SUPPLIED DATA –
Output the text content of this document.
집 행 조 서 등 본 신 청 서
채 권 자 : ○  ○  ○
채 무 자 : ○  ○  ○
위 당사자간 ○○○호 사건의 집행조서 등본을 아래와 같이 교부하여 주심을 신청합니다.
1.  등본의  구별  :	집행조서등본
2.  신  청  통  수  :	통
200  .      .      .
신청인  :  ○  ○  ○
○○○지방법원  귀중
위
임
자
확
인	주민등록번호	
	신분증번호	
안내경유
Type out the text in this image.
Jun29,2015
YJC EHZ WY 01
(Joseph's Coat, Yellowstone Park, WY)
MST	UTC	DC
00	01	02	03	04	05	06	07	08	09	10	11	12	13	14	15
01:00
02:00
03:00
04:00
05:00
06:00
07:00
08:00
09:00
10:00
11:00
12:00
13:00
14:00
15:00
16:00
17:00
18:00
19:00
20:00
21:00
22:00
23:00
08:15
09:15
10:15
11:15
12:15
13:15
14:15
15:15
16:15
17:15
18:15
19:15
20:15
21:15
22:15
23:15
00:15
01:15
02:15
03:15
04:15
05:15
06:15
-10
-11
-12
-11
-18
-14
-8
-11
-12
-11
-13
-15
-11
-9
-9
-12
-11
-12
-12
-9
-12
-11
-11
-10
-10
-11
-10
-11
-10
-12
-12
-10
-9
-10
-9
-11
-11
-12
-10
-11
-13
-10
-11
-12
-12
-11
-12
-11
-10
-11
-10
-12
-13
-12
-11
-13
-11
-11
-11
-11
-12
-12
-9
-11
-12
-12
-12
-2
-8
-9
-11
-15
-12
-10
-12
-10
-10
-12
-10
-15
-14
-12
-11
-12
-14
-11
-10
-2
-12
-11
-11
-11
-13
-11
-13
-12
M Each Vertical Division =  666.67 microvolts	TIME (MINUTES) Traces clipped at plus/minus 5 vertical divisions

TASK GOAL –
Transcribe every entry exactly.

SOLUTION TO THIS PROBLEM –
Output the text content of this document.
집 행 조 서 등 본 신 청 서
채 권 자 : ○  ○  ○
채 무 자 : ○  ○  ○
위 당사자간 ○○○호 사건의 집행조서 등본을 아래와 같이 교부하여 주심을 신청합니다.
1.  등본의  구별  :	집행조서등본
2.  신  청  통  수  :	통
200  .      .      .
신청인  :  ○  ○  ○
○○○지방법원  귀중
위
임
자
확
인	주민등록번호	
	신분증번호	
안내경유
Type out the text in this image.
Jun29,2015
YJC EHZ WY 01
(Joseph's Coat, Yellowstone Park, WY)
MST	UTC	DC
00	01	02	03	04	05	06	07	08	09	10	11	12	13	14	15
01:00
02:00
03:00
04:00
05:00
06:00
07:00
08:00
09:00
10:00
11:00
12:00
13:00
14:00
15:00
16:00
17:00
18:00
19:00
20:00
21:00
22:00
23:00
08:15
09:15
10:15
11:15
12:15
13:15
14:15
15:15
16:15
17:15
18:15
19:15
20:15
21:15
22:15
23:15
00:15
01:15
02:15
03:15
04:15
05:15
06:15
-10
-11
-12
-11
-18
-14
-8
-11
-12
-11
-13
-15
-11
-9
-9
-12
-11
-12
-12
-9
-12
-11
-11
-10
-10
-11
-10
-11
-10
-12
-12
-10
-9
-10
-9
-11
-11
-12
-10
-11
-13
-10
-11
-12
-12
-11
-12
-11
-10
-11
-10
-12
-13
-12
-11
-13
-11
-11
-11
-11
-12
-12
-9
-11
-12
-12
-12
-2
-8
-9
-11
-15
-12
-10
-12
-10
-10
-12
-10
-15
-14
-12
-11
-12
-14
-11
-10
-2
-12
-11
-11
-11
-13
-11
-13
-12
M Each Vertical Division =  666.67 microvolts	TIME (MINUTES) Traces clipped at plus/minus 5 vertical divisions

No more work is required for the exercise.